#### Exercise instructions:
Scan the data that follows and count the lines with the string "nMIXED"; answer with the count alone.

============

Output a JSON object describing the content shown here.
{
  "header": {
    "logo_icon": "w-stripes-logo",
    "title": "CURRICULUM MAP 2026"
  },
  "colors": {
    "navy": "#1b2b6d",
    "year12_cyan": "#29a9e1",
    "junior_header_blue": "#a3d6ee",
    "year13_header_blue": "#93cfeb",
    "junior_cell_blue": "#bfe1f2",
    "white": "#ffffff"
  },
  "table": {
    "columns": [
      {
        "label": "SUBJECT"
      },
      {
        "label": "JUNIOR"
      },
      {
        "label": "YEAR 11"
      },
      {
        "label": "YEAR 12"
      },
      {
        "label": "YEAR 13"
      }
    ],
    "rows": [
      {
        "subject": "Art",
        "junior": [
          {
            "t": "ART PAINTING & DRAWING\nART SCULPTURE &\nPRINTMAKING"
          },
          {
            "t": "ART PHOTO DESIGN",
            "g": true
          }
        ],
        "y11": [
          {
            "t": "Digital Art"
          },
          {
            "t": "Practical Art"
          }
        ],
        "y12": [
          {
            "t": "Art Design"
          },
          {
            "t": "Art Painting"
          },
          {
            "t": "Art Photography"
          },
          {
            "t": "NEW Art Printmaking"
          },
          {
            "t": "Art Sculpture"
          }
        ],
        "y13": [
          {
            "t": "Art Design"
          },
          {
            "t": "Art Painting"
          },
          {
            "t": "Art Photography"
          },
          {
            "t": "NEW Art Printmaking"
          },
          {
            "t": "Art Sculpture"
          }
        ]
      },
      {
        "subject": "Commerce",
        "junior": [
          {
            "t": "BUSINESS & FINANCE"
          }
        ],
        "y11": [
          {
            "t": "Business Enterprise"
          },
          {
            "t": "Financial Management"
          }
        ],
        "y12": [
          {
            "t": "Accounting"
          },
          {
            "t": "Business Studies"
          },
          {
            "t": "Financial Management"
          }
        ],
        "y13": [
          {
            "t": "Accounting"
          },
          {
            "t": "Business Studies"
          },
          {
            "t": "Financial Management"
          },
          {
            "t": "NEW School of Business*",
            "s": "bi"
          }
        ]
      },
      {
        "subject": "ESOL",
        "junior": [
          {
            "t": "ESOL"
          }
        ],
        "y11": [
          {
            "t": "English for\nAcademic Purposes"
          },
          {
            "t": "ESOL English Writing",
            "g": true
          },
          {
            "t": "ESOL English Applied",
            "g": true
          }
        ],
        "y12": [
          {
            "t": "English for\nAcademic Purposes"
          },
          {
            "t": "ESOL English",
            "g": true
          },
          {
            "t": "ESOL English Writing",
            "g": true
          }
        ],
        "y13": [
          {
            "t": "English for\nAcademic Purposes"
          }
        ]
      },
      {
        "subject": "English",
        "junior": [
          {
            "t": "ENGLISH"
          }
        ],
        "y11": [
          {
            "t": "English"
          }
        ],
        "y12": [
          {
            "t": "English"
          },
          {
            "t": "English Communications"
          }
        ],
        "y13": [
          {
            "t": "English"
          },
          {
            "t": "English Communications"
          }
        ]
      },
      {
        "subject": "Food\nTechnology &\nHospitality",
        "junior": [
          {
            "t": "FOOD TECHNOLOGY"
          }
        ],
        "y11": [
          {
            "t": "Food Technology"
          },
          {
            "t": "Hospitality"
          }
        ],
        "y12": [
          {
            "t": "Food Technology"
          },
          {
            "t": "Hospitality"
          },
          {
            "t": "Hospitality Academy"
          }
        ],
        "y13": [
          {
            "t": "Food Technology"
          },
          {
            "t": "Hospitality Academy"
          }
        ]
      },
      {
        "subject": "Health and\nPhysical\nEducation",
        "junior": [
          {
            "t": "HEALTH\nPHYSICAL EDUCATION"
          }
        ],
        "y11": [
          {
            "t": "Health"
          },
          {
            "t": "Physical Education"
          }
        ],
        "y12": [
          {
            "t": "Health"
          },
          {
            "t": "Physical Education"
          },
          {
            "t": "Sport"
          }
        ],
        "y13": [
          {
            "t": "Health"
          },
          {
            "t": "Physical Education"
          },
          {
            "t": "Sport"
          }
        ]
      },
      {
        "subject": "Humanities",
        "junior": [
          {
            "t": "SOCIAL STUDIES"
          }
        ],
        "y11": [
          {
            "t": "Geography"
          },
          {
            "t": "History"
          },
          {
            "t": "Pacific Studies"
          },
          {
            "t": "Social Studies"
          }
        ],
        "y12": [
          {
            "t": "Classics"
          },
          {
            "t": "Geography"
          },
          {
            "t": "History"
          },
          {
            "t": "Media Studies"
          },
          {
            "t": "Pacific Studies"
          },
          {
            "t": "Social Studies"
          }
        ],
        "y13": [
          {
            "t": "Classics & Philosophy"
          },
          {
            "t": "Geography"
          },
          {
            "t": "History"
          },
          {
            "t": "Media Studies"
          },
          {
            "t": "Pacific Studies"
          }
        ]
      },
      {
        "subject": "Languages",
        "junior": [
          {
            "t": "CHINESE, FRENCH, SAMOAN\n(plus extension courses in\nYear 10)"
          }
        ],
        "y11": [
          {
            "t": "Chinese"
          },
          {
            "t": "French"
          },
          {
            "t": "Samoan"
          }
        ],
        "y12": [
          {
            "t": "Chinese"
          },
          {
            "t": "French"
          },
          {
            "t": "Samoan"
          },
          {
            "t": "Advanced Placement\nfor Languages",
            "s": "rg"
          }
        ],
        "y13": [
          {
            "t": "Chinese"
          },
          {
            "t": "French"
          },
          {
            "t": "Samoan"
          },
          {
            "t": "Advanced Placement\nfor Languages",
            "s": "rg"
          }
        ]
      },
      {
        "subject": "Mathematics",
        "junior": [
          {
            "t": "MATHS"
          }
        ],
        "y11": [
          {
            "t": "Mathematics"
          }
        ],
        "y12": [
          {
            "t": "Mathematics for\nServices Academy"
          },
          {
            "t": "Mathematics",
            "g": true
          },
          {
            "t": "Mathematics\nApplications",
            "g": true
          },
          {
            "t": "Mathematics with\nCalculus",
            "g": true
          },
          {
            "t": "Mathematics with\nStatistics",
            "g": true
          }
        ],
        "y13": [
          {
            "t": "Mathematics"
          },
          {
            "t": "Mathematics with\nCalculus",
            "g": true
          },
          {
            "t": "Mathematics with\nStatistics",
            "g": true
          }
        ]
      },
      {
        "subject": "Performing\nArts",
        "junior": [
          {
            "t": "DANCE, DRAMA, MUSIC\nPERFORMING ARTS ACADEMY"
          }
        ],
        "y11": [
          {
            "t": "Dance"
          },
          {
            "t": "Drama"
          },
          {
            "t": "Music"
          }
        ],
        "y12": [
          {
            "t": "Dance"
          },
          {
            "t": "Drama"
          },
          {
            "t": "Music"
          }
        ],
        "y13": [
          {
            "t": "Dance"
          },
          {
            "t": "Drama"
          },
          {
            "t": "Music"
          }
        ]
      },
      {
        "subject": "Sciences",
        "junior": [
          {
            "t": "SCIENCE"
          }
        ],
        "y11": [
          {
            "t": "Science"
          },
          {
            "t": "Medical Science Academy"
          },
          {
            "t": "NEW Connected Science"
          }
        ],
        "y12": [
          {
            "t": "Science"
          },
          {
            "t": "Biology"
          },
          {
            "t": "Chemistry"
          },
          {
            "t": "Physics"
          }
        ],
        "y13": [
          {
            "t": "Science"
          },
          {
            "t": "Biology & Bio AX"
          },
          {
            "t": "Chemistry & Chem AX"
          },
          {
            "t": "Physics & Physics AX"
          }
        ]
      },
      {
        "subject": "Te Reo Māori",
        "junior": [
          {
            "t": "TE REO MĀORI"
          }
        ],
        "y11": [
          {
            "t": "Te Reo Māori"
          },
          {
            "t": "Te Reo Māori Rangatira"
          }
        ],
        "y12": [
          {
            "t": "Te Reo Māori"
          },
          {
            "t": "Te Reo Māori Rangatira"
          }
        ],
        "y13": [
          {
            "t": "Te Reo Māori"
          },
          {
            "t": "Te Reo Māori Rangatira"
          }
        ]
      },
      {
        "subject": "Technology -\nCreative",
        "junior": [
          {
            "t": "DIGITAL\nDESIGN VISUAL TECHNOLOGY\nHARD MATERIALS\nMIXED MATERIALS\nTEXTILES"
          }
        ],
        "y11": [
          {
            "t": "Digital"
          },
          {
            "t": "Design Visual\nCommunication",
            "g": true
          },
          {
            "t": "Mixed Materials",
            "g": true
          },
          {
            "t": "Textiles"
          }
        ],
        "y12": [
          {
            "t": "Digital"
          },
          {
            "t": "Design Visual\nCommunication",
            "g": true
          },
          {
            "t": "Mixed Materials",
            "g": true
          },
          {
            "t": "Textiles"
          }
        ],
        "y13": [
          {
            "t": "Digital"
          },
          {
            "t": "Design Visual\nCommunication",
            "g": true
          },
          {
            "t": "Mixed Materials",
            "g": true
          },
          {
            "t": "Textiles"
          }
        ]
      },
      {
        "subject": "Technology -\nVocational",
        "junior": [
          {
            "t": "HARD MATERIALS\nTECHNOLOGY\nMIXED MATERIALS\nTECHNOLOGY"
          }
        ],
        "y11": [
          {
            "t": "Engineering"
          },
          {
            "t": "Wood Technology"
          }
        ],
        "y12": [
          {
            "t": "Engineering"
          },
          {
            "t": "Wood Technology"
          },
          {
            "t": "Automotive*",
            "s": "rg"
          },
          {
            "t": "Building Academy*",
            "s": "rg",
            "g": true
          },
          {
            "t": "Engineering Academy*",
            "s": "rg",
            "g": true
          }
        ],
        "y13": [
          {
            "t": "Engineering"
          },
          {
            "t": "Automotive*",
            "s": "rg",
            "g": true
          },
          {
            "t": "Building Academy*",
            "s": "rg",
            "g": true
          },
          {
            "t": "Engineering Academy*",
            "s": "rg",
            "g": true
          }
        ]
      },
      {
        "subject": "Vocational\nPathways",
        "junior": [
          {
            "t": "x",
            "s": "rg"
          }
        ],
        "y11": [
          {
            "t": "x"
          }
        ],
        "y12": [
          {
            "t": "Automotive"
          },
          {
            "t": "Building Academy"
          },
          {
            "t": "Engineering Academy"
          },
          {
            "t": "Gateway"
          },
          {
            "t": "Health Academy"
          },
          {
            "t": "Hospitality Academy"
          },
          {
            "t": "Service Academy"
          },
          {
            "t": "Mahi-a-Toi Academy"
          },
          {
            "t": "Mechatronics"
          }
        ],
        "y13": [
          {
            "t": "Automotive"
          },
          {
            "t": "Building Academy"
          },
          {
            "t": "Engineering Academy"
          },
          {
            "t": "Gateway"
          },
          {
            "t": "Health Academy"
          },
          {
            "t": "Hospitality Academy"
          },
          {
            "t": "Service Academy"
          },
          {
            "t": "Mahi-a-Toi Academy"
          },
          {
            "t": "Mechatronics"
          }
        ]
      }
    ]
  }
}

============

#### Output:
2